PROVIDED INFORMATION below:

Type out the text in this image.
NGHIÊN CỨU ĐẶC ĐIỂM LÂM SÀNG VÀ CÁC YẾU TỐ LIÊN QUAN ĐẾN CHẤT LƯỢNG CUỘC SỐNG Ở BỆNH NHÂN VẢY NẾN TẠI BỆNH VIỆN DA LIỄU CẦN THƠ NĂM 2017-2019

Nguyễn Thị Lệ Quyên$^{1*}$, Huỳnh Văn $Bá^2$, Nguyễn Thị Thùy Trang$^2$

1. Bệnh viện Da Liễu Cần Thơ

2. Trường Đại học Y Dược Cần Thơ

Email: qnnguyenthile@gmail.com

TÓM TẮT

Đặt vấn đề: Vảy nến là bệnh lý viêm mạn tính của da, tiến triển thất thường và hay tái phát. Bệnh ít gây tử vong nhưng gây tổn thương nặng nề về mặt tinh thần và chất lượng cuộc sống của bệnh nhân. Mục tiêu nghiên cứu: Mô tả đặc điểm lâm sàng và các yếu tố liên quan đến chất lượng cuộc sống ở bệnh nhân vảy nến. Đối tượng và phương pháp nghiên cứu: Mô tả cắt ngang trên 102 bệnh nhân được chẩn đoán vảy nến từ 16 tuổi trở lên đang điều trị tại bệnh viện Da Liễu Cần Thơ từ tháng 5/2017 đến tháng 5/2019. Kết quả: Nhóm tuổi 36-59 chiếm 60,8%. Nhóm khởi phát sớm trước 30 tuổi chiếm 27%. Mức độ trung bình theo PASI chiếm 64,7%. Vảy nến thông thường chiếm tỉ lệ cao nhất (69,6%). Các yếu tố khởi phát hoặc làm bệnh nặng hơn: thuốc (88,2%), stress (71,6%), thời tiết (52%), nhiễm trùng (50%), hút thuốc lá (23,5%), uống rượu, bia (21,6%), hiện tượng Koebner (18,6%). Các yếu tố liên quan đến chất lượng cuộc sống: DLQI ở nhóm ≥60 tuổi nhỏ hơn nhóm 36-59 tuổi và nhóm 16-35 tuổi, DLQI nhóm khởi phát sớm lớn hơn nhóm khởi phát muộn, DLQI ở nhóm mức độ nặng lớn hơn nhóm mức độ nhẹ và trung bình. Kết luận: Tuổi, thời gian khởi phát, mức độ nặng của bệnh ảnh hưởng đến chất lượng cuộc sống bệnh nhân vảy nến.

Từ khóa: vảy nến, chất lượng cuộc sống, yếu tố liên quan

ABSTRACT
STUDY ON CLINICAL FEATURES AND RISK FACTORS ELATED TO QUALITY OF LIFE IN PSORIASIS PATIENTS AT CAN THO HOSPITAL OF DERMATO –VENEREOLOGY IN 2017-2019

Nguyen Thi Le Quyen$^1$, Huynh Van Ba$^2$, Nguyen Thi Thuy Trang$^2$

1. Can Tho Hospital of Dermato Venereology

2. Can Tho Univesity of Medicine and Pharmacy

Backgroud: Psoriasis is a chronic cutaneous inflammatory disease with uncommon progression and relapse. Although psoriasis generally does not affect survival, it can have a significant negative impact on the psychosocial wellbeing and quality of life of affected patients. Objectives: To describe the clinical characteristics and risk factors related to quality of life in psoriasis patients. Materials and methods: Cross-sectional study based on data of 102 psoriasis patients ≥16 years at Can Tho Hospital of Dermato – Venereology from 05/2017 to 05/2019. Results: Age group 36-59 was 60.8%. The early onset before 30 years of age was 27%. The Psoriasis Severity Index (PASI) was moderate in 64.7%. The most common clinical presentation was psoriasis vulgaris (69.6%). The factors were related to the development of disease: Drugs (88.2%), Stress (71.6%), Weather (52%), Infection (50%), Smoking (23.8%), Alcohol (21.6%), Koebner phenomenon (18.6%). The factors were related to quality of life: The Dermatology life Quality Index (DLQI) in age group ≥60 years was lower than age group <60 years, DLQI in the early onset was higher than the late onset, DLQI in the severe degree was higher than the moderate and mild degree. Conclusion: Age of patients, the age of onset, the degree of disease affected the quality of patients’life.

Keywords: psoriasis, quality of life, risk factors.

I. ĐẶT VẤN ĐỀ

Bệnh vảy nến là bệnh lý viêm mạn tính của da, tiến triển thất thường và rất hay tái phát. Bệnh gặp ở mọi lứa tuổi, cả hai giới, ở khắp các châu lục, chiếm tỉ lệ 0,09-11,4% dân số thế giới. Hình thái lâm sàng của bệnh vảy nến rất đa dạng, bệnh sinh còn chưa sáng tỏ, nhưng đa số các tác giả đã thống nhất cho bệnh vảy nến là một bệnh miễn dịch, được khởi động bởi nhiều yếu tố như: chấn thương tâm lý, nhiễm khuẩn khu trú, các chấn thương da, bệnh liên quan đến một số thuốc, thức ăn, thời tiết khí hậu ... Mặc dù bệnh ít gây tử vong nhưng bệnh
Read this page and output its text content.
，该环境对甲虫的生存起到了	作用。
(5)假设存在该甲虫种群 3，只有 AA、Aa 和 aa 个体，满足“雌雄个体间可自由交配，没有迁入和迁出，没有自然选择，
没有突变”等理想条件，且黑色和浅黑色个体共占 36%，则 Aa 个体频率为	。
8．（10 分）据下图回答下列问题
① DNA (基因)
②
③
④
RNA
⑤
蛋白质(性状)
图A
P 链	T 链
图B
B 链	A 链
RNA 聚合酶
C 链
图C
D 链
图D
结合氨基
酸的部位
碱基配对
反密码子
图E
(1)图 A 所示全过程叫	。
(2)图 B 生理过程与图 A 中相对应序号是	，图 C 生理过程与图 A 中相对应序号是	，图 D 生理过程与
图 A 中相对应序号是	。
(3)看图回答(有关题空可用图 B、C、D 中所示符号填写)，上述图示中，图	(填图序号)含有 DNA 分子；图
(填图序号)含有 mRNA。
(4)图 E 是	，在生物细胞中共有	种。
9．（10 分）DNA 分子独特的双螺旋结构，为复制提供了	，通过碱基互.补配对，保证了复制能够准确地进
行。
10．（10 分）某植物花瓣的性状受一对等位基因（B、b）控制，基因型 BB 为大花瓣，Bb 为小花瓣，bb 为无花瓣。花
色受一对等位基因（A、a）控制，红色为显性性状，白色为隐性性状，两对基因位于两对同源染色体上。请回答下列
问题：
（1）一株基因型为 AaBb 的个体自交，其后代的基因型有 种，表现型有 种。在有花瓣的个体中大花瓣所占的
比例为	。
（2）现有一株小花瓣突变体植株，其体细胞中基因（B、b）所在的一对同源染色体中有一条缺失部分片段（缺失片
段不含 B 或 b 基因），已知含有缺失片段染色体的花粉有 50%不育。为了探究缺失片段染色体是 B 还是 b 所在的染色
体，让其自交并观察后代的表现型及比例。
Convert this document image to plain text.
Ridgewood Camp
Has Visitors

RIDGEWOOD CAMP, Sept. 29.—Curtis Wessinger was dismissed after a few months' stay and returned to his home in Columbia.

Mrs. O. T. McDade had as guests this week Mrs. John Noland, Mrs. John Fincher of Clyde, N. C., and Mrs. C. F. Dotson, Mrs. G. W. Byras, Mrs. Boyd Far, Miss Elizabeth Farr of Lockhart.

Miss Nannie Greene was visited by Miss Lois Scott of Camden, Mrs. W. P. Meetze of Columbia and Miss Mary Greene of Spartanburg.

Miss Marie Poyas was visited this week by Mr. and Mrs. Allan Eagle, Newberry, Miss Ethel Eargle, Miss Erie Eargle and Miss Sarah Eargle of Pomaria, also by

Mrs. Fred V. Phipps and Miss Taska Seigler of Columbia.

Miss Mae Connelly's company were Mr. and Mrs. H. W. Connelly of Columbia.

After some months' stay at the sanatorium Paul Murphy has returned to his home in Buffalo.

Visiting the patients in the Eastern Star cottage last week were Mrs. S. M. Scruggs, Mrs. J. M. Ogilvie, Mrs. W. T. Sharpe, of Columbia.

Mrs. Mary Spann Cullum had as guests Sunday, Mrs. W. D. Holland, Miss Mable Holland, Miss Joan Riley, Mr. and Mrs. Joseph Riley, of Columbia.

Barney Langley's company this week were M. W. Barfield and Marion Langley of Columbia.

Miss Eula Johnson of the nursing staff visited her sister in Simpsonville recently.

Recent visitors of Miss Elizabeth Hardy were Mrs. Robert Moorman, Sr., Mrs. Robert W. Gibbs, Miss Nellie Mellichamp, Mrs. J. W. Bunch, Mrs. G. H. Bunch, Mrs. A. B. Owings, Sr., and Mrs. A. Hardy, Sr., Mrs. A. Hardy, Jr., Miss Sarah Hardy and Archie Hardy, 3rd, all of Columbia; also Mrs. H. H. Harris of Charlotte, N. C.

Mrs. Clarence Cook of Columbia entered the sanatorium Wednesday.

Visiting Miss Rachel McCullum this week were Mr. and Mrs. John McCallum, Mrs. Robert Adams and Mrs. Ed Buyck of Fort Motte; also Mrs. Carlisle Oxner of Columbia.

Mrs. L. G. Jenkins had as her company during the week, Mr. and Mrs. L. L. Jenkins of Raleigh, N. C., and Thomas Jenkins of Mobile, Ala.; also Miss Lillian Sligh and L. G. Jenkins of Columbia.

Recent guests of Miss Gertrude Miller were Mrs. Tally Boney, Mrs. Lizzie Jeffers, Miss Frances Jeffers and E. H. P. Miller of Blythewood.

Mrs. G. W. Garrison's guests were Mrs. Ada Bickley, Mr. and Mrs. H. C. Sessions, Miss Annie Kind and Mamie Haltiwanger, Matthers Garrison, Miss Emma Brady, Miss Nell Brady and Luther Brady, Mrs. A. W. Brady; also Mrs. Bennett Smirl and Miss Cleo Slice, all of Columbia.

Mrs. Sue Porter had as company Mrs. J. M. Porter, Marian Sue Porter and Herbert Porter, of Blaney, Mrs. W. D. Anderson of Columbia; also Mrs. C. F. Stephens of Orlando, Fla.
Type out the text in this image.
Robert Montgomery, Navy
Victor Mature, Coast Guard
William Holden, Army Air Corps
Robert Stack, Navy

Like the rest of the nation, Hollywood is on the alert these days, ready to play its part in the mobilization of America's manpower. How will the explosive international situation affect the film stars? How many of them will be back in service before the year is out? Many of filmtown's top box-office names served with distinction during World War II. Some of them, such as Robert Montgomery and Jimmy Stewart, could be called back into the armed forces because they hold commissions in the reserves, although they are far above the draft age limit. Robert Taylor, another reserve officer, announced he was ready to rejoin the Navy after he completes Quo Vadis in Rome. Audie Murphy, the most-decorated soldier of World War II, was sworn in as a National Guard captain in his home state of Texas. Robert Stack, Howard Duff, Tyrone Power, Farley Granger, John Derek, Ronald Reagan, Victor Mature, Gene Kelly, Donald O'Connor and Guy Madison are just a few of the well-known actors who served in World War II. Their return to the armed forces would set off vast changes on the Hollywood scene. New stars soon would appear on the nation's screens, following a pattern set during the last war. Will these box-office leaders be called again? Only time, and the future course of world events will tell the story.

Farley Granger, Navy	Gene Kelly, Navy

End of PROVIDED INFORMATION.

— EXERCISE —
Within the data above, pick out all lines holding the word "text".

— RESULT OF THE TASK —
Type out the text in this image.
Read this page and output its text content.
Convert this document image to plain text.
Type out the text in this image.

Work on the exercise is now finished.